Goal: Which lines contain the string "this"? Please list every one of them.

Dataset entries on figures
>> START

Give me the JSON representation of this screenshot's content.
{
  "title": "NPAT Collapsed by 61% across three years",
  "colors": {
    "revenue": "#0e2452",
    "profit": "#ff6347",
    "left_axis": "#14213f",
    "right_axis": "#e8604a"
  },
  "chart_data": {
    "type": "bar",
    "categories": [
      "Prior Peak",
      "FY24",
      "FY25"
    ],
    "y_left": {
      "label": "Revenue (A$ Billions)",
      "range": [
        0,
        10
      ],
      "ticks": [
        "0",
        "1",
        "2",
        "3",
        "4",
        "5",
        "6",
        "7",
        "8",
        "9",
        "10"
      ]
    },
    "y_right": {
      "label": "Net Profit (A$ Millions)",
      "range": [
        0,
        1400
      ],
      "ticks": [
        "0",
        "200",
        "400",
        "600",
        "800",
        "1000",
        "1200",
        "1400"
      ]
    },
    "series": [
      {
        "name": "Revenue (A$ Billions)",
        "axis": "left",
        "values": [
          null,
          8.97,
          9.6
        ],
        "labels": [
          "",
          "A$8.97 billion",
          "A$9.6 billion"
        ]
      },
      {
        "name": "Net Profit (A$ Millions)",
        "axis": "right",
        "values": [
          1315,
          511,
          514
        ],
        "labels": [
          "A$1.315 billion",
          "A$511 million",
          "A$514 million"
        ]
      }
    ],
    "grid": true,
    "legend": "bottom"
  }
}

>> END
>> START

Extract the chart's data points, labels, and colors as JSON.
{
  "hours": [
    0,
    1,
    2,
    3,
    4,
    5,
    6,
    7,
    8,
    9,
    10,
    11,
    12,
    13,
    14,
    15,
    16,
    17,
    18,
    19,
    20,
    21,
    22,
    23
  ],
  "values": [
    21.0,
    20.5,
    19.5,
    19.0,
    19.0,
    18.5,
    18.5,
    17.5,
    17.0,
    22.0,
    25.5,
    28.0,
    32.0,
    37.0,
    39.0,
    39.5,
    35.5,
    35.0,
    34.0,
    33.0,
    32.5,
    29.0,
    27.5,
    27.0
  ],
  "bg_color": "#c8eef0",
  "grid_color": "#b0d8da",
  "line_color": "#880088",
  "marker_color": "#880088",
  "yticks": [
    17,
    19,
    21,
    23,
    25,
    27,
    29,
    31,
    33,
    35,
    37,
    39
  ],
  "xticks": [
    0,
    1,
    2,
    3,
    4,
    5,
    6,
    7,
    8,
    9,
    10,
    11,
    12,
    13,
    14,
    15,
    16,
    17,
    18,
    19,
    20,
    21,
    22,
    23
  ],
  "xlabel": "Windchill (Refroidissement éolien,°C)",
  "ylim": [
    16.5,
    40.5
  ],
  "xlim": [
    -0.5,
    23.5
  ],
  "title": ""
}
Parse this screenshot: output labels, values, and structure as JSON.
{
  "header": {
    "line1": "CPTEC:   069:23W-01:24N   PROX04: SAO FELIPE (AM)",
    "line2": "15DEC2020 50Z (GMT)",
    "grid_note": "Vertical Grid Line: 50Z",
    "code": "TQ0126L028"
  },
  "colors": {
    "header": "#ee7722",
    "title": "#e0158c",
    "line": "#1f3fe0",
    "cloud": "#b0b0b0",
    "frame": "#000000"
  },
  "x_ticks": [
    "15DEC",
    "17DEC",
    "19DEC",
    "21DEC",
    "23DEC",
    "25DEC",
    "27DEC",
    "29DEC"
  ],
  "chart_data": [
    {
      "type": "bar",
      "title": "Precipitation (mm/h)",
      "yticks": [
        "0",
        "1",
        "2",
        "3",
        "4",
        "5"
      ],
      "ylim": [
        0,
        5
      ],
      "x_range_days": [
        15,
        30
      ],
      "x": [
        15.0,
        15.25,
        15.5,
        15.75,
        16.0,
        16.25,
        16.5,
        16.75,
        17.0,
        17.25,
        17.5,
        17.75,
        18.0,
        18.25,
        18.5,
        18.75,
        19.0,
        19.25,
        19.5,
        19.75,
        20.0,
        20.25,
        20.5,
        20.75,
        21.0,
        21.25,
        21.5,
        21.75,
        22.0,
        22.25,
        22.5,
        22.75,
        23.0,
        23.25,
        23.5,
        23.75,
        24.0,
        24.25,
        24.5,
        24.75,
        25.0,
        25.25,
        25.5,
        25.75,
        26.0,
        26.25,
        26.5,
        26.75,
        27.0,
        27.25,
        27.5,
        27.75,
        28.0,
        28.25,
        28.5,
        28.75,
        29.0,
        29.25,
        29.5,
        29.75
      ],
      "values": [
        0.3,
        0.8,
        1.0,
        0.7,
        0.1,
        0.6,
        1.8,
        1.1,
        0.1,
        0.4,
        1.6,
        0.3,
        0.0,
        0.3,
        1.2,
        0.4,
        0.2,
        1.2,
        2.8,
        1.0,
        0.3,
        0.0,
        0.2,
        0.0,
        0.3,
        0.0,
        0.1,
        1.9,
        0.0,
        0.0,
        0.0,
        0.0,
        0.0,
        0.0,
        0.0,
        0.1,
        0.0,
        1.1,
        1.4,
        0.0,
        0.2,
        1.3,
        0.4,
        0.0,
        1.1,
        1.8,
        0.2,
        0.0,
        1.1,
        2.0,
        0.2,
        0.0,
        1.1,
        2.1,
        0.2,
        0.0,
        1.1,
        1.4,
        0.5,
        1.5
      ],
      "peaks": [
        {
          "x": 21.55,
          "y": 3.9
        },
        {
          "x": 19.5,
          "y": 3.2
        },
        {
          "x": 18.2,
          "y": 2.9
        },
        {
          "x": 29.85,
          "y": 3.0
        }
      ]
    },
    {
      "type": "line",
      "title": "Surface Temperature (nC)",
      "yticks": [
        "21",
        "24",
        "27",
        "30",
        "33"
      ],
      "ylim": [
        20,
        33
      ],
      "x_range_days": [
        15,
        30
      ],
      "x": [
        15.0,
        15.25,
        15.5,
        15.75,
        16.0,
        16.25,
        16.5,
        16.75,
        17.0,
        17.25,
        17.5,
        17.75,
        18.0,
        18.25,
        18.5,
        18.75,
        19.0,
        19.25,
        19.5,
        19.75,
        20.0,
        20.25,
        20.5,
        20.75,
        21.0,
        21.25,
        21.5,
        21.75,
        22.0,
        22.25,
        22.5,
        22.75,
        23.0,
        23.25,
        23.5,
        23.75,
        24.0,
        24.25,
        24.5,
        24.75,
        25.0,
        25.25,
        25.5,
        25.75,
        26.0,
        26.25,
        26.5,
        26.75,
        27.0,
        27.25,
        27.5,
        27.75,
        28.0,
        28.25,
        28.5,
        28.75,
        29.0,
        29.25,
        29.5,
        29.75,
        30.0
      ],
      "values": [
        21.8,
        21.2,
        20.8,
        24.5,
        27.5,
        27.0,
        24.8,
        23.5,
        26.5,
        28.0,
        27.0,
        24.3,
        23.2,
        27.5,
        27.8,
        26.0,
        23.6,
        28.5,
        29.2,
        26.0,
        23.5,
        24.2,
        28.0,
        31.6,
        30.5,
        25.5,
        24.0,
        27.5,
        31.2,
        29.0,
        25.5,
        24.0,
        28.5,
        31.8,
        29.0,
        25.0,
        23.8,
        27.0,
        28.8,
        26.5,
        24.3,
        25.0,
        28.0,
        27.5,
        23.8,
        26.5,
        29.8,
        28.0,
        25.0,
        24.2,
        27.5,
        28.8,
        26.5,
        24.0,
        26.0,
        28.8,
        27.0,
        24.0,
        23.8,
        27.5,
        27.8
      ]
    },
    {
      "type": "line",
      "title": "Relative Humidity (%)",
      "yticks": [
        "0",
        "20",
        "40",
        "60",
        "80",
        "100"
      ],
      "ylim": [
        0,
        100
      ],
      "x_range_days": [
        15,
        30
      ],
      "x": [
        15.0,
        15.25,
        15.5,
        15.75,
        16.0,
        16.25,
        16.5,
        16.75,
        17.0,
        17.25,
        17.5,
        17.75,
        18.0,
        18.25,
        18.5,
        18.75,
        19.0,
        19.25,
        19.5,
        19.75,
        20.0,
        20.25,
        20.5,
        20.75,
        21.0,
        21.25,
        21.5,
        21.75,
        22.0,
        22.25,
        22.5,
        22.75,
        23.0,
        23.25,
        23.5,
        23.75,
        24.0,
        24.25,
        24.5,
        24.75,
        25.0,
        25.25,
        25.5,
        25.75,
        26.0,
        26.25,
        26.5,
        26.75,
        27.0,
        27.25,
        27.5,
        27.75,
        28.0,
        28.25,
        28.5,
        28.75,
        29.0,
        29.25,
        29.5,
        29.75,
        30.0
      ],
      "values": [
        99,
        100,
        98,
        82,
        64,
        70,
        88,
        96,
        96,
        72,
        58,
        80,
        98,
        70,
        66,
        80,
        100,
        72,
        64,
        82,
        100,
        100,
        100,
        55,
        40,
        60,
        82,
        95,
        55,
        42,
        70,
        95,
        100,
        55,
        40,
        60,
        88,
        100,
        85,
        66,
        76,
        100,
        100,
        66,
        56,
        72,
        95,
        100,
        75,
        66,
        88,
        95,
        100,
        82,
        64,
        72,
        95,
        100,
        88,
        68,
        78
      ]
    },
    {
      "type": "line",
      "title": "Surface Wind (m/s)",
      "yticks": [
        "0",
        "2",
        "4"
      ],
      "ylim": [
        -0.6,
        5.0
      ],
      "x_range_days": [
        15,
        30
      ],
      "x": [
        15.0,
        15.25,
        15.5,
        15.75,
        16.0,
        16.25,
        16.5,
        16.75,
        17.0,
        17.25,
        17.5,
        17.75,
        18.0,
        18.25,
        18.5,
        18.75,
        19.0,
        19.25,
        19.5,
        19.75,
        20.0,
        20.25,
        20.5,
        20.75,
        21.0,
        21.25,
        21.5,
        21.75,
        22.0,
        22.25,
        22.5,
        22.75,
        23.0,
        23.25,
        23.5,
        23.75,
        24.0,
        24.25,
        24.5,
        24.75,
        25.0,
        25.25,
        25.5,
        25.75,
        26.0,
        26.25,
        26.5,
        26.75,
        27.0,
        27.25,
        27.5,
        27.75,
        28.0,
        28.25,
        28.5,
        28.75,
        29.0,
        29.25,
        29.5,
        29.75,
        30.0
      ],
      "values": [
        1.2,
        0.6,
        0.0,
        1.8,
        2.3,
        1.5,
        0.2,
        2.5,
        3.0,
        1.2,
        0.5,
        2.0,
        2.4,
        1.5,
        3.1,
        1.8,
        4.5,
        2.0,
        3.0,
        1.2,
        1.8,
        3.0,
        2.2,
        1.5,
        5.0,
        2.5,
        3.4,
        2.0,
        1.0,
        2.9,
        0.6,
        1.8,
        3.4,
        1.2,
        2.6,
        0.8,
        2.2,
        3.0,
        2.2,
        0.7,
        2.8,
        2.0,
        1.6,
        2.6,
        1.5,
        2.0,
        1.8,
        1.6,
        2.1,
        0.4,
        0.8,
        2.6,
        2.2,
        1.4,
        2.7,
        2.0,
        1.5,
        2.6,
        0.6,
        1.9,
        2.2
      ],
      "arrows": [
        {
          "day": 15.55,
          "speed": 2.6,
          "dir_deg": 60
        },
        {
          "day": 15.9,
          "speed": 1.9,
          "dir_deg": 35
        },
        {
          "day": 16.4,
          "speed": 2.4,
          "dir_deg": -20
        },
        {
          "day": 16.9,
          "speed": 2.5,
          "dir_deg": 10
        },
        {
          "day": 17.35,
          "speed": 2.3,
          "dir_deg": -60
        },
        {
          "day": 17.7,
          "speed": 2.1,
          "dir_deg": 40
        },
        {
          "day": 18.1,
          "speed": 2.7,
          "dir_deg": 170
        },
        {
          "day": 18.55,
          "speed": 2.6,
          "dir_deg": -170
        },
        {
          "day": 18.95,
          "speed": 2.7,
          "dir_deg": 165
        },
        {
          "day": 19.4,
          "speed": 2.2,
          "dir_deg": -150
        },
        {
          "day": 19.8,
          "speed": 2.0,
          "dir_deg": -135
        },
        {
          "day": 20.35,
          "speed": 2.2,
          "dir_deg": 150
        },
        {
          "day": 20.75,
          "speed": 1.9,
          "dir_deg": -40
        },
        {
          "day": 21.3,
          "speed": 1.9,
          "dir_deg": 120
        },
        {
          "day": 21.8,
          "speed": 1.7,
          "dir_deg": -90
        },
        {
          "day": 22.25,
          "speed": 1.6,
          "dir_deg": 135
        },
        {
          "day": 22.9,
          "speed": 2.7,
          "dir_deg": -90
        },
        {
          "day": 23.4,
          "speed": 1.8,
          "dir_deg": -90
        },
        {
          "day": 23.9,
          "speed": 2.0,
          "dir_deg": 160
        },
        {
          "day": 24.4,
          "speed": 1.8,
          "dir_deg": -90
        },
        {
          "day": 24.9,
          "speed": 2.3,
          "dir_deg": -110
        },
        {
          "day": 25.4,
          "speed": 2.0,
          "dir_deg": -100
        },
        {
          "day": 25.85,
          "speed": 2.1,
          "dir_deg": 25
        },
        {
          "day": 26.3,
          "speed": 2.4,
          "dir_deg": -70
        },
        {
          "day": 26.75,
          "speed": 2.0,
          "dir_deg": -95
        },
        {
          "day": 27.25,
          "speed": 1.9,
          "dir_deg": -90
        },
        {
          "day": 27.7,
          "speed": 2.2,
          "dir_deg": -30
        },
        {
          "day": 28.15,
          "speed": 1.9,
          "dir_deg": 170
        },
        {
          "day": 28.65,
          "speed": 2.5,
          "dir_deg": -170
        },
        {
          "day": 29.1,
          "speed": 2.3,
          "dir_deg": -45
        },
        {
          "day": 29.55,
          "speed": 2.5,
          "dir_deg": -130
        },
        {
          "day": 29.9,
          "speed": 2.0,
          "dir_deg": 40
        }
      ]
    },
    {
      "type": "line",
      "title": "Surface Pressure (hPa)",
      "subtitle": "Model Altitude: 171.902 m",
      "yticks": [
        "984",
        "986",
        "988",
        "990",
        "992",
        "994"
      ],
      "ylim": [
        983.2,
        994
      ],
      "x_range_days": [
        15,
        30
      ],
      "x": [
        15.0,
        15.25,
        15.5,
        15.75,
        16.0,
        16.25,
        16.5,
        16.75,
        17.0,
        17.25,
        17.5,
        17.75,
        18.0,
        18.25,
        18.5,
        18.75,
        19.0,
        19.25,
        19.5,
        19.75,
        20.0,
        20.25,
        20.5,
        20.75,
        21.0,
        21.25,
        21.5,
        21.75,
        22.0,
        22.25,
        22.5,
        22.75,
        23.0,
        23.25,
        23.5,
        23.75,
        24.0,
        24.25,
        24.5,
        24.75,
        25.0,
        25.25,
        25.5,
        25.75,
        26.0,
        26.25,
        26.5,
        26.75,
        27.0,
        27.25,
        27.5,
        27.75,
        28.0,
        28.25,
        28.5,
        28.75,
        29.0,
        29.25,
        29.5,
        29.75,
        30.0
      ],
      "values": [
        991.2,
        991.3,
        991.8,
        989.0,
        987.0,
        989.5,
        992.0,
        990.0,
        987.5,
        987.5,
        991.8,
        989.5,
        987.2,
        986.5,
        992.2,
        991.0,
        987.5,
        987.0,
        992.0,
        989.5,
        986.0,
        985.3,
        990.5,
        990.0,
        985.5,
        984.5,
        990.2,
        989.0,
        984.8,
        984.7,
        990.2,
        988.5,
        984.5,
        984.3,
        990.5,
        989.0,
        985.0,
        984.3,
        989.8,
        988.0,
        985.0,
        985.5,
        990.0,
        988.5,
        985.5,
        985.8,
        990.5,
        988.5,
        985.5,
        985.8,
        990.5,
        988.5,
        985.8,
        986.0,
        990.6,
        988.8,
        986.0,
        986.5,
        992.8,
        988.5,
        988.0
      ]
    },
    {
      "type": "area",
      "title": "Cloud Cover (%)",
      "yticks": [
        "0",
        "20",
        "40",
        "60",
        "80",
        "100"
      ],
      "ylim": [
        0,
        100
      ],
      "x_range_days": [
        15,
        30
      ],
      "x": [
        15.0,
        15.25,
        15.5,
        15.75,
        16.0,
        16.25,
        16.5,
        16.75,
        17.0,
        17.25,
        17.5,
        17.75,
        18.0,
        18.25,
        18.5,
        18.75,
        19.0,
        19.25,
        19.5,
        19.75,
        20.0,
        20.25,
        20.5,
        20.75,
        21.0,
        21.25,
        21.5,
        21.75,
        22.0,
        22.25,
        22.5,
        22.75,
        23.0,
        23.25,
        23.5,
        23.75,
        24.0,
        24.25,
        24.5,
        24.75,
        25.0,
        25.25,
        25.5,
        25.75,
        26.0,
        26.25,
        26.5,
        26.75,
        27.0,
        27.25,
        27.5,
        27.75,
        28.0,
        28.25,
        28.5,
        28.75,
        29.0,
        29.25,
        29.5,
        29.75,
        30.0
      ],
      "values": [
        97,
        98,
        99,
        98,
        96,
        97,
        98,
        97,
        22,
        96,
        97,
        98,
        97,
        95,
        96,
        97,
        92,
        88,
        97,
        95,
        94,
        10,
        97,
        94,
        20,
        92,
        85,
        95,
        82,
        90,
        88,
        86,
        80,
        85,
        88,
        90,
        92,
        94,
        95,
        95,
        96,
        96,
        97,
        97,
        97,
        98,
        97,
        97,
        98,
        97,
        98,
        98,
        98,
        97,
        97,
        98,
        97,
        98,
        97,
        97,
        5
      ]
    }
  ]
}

>> END
>> START

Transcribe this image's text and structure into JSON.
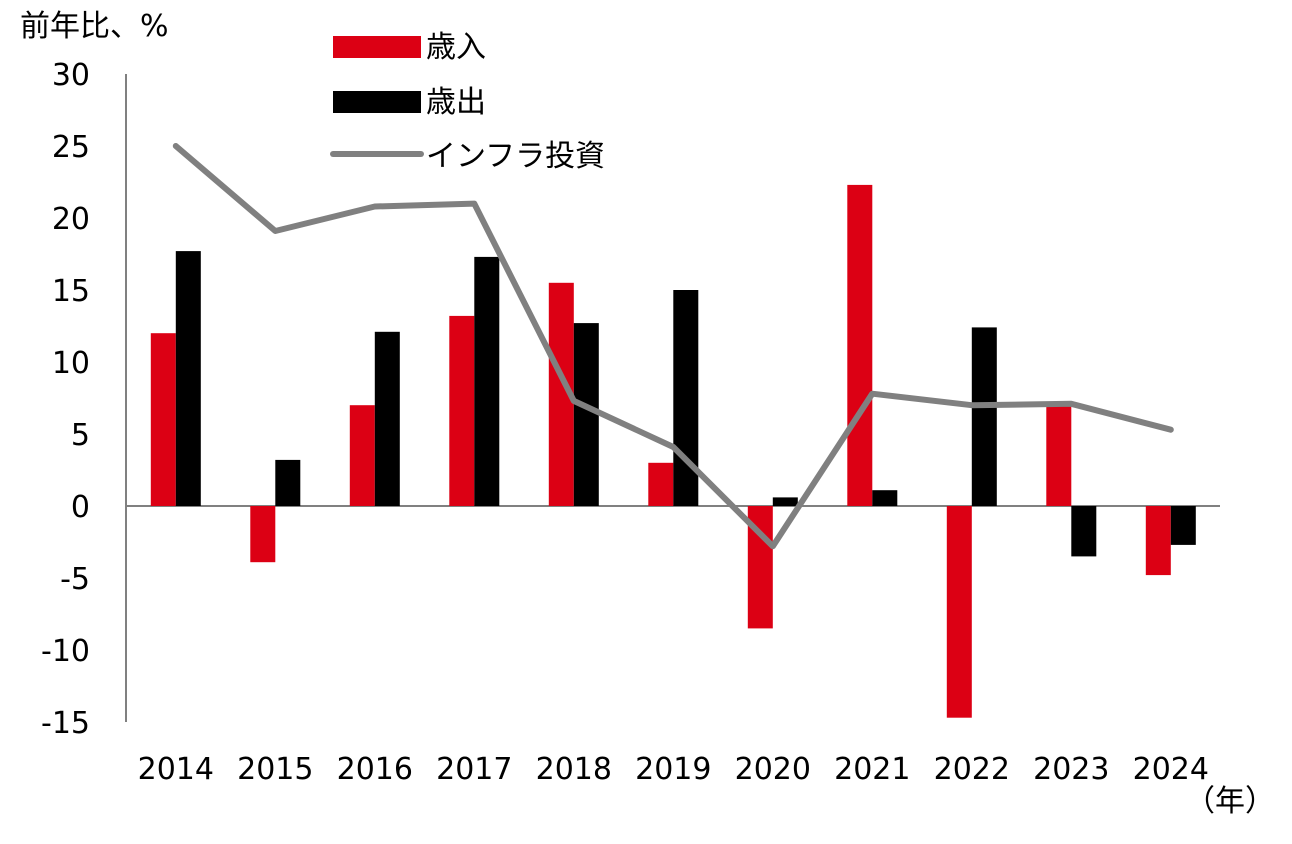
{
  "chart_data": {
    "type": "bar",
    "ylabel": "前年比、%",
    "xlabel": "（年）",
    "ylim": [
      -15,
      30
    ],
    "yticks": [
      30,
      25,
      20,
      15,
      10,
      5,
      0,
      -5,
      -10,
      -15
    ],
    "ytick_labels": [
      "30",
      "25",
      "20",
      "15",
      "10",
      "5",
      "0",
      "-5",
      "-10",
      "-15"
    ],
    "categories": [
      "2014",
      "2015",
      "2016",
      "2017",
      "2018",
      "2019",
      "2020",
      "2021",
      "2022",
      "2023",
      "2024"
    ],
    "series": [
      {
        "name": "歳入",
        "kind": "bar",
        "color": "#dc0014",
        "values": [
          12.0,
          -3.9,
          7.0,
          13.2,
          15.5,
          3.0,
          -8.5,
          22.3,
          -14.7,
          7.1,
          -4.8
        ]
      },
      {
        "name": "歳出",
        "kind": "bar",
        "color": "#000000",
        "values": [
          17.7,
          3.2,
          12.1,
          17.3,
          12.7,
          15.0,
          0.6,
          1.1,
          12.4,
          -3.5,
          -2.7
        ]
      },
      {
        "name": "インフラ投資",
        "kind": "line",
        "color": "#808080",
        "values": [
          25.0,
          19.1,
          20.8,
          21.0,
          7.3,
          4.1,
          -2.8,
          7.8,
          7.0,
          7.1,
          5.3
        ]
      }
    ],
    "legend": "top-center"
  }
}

>> END

Written answer:
Give me the JSON representation of this screenshot's content.
Parse this screenshot: output labels, values, and structure as JSON.
Transcribe this image's text and structure into JSON.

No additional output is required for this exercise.